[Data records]
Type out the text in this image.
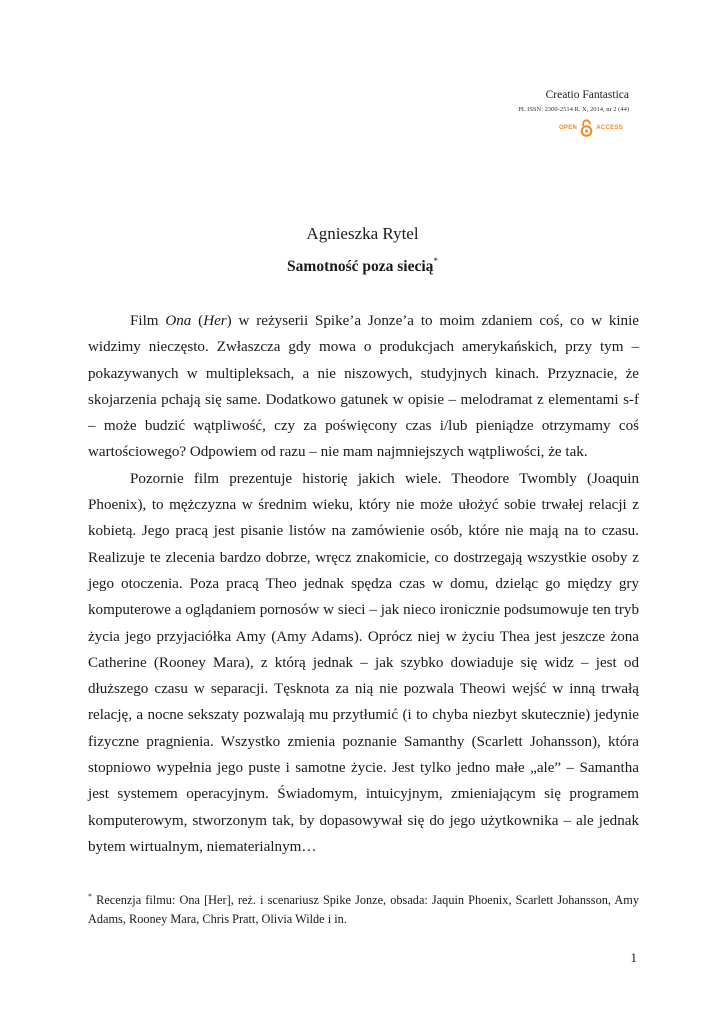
Creatio Fantastica
PL ISSN: 2300-2514 R. X, 2014, nr 2 (44)
OPEN	ACCESS
Agnieszka Rytel
Samotność poza siecią*

Film Ona (Her) w reżyserii Spike’a Jonze’a to moim zdaniem coś, co w kinie widzimy nieczęsto. Zwłaszcza gdy mowa o produkcjach amerykańskich, przy tym – pokazywanych w multipleksach, a nie niszowych, studyjnych kinach. Przyznacie, że skojarzenia pchają się same. Dodatkowo gatunek w opisie – melodramat z elementami s-f – może budzić wątpliwość, czy za poświęcony czas i/lub pieniądze otrzymamy coś wartościowego? Odpowiem od razu – nie mam najmniejszych wątpliwości, że tak.

Pozornie film prezentuje historię jakich wiele. Theodore Twombly (Joaquin Phoenix), to mężczyzna w średnim wieku, który nie może ułożyć sobie trwałej relacji z kobietą. Jego pracą jest pisanie listów na zamówienie osób, które nie mają na to czasu. Realizuje te zlecenia bardzo dobrze, wręcz znakomicie, co dostrzegają wszystkie osoby z jego otoczenia. Poza pracą Theo jednak spędza czas w domu, dzieląc go między gry komputerowe a oglądaniem pornosów w sieci – jak nieco ironicznie podsumowuje ten tryb życia jego przyjaciółka Amy (Amy Adams). Oprócz niej w życiu Thea jest jeszcze żona Catherine (Rooney Mara), z którą jednak – jak szybko dowiaduje się widz – jest od dłuższego czasu w separacji. Tęsknota za nią nie pozwala Theowi wejść w inną trwałą relację, a nocne sekszaty pozwalają mu przytłumić (i to chyba niezbyt skutecznie) jedynie fizyczne pragnienia. Wszystko zmienia poznanie Samanthy (Scarlett Johansson), która stopniowo wypełnia jego puste i samotne życie. Jest tylko jedno małe „ale” – Samantha jest systemem operacyjnym. Świadomym, intuicyjnym, zmieniającym się programem komputerowym, stworzonym tak, by dopasowywał się do jego użytkownika – ale jednak bytem wirtualnym, niematerialnym…

* Recenzja filmu: Ona [Her], reż. i scenariusz Spike Jonze, obsada: Jaquin Phoenix, Scarlett Johansson, Amy Adams, Rooney Mara, Chris Pratt, Olivia Wilde i in.
1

• **Instructions for the task**: Find each line in the records holding the string "Jonze" and show it.

• **Result for this exercise**:
Film Ona (Her) w reżyserii Spike’a Jonze’a to moim zdaniem coś, co w kinie widzimy nieczęsto. Zwłaszcza gdy mowa o produkcjach amerykańskich, przy tym – pokazywanych w multipleksach, a nie niszowych, studyjnych kinach. Przyznacie, że skojarzenia pchają się same. Dodatkowo gatunek w opisie – melodramat z elementami s-f – może budzić wątpliwość, czy za poświęcony czas i/lub pieniądze otrzymamy coś wartościowego? Odpowiem od razu – nie mam najmniejszych wątpliwości, że tak.
* Recenzja filmu: Ona [Her], reż. i scenariusz Spike Jonze, obsada: Jaquin Phoenix, Scarlett Johansson, Amy Adams, Rooney Mara, Chris Pratt, Olivia Wilde i in.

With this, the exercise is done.